>> Start

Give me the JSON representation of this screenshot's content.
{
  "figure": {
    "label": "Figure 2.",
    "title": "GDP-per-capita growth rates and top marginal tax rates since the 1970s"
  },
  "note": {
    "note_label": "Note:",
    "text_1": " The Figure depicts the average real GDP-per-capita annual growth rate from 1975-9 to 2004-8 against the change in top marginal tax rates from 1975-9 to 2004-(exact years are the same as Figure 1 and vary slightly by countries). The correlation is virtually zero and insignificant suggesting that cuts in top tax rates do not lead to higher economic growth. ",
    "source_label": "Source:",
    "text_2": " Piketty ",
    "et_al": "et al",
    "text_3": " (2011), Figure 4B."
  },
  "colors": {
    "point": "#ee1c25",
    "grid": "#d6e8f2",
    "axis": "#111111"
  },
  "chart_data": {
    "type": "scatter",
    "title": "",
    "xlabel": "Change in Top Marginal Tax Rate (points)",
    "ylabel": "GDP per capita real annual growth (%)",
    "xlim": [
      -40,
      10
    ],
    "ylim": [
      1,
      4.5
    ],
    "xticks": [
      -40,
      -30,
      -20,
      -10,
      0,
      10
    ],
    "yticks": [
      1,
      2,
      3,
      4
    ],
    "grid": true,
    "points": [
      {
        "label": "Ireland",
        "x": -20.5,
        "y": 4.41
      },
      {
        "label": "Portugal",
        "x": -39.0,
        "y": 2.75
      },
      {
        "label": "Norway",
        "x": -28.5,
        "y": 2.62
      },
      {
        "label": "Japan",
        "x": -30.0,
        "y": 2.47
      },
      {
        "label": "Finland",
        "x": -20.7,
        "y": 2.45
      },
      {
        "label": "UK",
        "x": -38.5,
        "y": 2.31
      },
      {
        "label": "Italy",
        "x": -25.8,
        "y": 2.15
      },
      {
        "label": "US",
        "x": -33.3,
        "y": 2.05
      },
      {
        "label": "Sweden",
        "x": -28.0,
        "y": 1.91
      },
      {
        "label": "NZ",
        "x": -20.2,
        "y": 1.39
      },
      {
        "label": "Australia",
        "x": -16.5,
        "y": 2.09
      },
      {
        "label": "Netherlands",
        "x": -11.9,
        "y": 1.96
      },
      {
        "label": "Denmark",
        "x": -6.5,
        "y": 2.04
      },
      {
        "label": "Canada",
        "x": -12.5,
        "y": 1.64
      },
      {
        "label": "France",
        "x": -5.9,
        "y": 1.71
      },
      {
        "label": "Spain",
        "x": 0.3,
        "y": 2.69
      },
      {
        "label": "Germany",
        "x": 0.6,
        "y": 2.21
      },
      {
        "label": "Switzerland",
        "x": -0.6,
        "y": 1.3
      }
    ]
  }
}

>> End

◆ SET TASK:
From the first line to the last, please quote the material above exactly.

◆ FULL SOLUTION:
Give me the JSON representation of this screenshot's content.
{
  "figure": {
    "label": "Figure 2.",
    "title": "GDP-per-capita growth rates and top marginal tax rates since the 1970s"
  },
  "note": {
    "note_label": "Note:",
    "text_1": " The Figure depicts the average real GDP-per-capita annual growth rate from 1975-9 to 2004-8 against the change in top marginal tax rates from 1975-9 to 2004-(exact years are the same as Figure 1 and vary slightly by countries). The correlation is virtually zero and insignificant suggesting that cuts in top tax rates do not lead to higher economic growth. ",
    "source_label": "Source:",
    "text_2": " Piketty ",
    "et_al": "et al",
    "text_3": " (2011), Figure 4B."
  },
  "colors": {
    "point": "#ee1c25",
    "grid": "#d6e8f2",
    "axis": "#111111"
  },
  "chart_data": {
    "type": "scatter",
    "title": "",
    "xlabel": "Change in Top Marginal Tax Rate (points)",
    "ylabel": "GDP per capita real annual growth (%)",
    "xlim": [
      -40,
      10
    ],
    "ylim": [
      1,
      4.5
    ],
    "xticks": [
      -40,
      -30,
      -20,
      -10,
      0,
      10
    ],
    "yticks": [
      1,
      2,
      3,
      4
    ],
    "grid": true,
    "points": [
      {
        "label": "Ireland",
        "x": -20.5,
        "y": 4.41
      },
      {
        "label": "Portugal",
        "x": -39.0,
        "y": 2.75
      },
      {
        "label": "Norway",
        "x": -28.5,
        "y": 2.62
      },
      {
        "label": "Japan",
        "x": -30.0,
        "y": 2.47
      },
      {
        "label": "Finland",
        "x": -20.7,
        "y": 2.45
      },
      {
        "label": "UK",
        "x": -38.5,
        "y": 2.31
      },
      {
        "label": "Italy",
        "x": -25.8,
        "y": 2.15
      },
      {
        "label": "US",
        "x": -33.3,
        "y": 2.05
      },
      {
        "label": "Sweden",
        "x": -28.0,
        "y": 1.91
      },
      {
        "label": "NZ",
        "x": -20.2,
        "y": 1.39
      },
      {
        "label": "Australia",
        "x": -16.5,
        "y": 2.09
      },
      {
        "label": "Netherlands",
        "x": -11.9,
        "y": 1.96
      },
      {
        "label": "Denmark",
        "x": -6.5,
        "y": 2.04
      },
      {
        "label": "Canada",
        "x": -12.5,
        "y": 1.64
      },
      {
        "label": "France",
        "x": -5.9,
        "y": 1.71
      },
      {
        "label": "Spain",
        "x": 0.3,
        "y": 2.69
      },
      {
        "label": "Germany",
        "x": 0.6,
        "y": 2.21
      },
      {
        "label": "Switzerland",
        "x": -0.6,
        "y": 1.3
      }
    ]
  }
}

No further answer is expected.